───── EXERCISE INPUTS ─────

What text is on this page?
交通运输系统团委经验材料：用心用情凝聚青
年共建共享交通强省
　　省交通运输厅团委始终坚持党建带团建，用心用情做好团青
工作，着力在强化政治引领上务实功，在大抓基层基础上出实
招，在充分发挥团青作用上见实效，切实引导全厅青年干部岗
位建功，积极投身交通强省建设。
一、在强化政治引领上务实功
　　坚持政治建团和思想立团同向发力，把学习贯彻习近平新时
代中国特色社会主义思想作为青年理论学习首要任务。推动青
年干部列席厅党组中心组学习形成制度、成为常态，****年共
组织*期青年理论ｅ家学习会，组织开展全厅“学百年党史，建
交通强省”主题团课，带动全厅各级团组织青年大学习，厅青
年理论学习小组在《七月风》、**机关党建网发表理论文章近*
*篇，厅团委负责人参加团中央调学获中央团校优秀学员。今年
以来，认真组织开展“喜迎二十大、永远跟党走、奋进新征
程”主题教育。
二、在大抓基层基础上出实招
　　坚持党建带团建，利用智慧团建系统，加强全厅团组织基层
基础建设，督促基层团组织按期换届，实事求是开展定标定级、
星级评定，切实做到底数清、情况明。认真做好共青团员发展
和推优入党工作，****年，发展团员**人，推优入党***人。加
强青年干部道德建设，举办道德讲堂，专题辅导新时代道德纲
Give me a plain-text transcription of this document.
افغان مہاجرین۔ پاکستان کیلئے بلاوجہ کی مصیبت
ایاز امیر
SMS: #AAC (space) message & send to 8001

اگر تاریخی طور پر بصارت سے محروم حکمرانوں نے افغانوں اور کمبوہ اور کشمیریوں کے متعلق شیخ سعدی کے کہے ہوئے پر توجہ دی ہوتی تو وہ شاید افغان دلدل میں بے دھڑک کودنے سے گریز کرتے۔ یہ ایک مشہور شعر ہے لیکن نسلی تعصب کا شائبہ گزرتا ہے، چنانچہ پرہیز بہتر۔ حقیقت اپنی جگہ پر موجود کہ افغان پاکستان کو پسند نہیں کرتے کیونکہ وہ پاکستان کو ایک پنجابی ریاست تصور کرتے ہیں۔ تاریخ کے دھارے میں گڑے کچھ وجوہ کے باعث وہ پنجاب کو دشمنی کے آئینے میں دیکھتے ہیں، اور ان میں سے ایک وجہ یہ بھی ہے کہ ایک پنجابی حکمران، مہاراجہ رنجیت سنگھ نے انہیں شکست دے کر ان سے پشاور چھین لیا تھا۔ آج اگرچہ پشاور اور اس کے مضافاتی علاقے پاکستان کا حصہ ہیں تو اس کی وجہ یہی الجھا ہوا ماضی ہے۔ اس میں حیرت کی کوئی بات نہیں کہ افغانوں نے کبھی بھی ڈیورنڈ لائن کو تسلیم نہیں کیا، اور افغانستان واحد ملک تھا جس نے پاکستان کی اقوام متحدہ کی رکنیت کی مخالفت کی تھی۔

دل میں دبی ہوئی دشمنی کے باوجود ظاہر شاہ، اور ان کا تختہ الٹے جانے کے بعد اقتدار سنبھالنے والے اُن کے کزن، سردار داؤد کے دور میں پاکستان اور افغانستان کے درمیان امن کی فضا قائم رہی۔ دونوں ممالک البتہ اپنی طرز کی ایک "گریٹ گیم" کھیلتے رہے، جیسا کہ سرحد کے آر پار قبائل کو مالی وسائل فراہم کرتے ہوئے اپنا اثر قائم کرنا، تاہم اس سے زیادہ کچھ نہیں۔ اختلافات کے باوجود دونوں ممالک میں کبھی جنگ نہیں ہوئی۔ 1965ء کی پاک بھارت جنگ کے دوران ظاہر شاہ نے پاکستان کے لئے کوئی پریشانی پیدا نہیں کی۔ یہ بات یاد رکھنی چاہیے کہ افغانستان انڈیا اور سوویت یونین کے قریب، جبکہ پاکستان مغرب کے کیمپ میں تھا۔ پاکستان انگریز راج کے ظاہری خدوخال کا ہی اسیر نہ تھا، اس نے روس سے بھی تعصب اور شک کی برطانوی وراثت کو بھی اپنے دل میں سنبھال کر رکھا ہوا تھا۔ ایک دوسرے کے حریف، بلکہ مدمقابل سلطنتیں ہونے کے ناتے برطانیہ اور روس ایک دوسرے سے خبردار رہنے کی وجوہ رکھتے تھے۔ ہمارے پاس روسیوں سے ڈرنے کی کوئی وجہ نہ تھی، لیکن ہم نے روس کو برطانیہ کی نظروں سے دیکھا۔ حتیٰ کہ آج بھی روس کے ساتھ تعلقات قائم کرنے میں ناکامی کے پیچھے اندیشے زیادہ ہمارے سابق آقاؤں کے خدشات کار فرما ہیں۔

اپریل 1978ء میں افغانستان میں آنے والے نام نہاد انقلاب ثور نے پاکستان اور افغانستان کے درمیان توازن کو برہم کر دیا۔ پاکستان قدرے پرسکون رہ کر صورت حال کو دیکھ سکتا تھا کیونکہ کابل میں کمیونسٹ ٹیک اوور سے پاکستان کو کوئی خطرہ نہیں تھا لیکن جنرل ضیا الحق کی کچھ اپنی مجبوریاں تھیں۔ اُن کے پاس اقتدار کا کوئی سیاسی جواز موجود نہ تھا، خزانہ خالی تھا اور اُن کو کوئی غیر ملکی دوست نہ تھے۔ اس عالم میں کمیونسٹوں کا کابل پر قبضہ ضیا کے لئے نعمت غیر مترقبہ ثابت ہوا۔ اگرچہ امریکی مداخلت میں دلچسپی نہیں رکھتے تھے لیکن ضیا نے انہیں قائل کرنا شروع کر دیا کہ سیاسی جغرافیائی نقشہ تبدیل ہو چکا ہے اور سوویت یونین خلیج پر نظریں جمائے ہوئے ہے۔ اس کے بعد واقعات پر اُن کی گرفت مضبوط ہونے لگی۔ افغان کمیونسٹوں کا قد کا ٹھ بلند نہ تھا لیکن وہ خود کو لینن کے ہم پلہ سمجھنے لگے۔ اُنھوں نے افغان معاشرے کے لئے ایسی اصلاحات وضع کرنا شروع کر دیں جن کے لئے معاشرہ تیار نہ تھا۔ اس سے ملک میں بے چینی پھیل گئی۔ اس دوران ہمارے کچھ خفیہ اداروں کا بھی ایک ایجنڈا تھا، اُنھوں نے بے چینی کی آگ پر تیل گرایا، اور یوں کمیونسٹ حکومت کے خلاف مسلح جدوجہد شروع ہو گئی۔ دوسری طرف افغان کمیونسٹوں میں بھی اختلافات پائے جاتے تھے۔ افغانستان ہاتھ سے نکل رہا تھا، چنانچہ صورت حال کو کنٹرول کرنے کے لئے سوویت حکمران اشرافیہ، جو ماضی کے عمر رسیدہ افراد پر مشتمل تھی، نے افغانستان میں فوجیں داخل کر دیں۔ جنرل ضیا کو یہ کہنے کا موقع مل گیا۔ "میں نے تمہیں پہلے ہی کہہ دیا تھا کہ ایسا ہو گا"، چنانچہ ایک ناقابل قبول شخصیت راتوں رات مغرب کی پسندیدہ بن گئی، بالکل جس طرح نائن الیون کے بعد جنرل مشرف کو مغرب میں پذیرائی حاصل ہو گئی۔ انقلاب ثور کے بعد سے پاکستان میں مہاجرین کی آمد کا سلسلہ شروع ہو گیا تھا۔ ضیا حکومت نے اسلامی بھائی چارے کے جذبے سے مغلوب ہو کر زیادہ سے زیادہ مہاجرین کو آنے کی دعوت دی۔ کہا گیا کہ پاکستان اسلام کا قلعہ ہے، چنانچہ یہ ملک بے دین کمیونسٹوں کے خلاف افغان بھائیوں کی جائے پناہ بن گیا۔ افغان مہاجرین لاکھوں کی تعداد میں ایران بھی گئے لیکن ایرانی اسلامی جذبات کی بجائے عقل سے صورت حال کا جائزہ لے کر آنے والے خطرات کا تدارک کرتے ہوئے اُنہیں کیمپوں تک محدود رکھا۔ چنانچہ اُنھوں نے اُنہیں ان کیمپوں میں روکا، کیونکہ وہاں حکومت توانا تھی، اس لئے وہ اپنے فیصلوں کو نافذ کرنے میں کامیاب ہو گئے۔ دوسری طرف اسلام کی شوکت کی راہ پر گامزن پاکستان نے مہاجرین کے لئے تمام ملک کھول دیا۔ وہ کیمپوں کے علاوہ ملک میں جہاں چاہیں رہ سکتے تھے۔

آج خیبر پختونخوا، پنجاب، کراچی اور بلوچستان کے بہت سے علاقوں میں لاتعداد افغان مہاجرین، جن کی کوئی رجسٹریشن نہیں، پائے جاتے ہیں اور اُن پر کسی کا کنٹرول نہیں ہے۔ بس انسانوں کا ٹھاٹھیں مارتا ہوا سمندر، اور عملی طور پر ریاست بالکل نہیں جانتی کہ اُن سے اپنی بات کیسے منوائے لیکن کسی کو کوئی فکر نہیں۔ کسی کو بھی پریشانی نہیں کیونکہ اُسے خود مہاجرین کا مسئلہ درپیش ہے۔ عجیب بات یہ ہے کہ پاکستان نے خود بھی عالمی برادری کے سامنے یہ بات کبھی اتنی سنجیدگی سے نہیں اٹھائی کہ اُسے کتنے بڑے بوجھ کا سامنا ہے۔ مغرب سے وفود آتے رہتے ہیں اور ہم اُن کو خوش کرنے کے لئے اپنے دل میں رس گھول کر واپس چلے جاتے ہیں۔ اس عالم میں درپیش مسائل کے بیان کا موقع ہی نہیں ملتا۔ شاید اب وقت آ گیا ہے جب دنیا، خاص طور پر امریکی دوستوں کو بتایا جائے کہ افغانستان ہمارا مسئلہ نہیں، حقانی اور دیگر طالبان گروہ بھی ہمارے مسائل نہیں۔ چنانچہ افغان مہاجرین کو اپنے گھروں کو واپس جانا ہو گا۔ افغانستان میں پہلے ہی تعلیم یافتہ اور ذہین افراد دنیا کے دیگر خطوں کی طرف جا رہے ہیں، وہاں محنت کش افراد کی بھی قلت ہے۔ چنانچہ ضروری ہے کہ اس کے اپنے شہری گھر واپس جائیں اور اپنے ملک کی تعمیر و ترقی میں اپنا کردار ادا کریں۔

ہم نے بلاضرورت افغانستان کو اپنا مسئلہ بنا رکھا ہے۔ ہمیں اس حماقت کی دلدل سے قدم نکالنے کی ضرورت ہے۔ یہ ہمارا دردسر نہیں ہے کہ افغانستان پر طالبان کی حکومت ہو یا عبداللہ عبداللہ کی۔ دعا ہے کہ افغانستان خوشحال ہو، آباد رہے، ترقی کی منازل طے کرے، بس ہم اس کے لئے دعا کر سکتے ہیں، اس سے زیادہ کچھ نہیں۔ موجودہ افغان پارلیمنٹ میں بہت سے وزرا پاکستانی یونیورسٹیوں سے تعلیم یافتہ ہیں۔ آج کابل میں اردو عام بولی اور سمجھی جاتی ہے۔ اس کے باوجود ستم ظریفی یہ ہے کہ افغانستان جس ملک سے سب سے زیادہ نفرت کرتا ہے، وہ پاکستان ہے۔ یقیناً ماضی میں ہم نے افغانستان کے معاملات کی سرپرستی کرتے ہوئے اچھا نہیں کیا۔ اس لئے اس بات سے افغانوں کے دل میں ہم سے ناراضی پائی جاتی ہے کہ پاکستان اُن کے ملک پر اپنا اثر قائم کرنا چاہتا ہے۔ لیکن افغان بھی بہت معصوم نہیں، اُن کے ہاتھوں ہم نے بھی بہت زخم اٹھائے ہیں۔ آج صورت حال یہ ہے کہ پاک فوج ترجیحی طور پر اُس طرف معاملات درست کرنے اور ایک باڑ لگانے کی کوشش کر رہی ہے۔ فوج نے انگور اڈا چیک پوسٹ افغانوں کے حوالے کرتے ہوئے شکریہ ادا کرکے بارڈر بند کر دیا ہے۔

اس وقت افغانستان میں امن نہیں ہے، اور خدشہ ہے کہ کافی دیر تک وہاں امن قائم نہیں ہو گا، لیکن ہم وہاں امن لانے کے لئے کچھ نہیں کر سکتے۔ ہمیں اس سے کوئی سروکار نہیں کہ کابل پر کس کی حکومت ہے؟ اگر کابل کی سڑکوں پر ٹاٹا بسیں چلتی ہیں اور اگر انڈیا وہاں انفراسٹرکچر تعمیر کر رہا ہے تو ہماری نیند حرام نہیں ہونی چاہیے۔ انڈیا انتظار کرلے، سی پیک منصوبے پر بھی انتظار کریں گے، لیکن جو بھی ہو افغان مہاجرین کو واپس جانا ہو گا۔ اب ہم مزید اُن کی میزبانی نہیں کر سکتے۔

─────

■ TASK TO COMPLETE ■
Copy each line above that contains the string "this".

■ SOLUTION TO THE PROBLEM ■
What text is on this page?
Give me a plain-text transcription of this document.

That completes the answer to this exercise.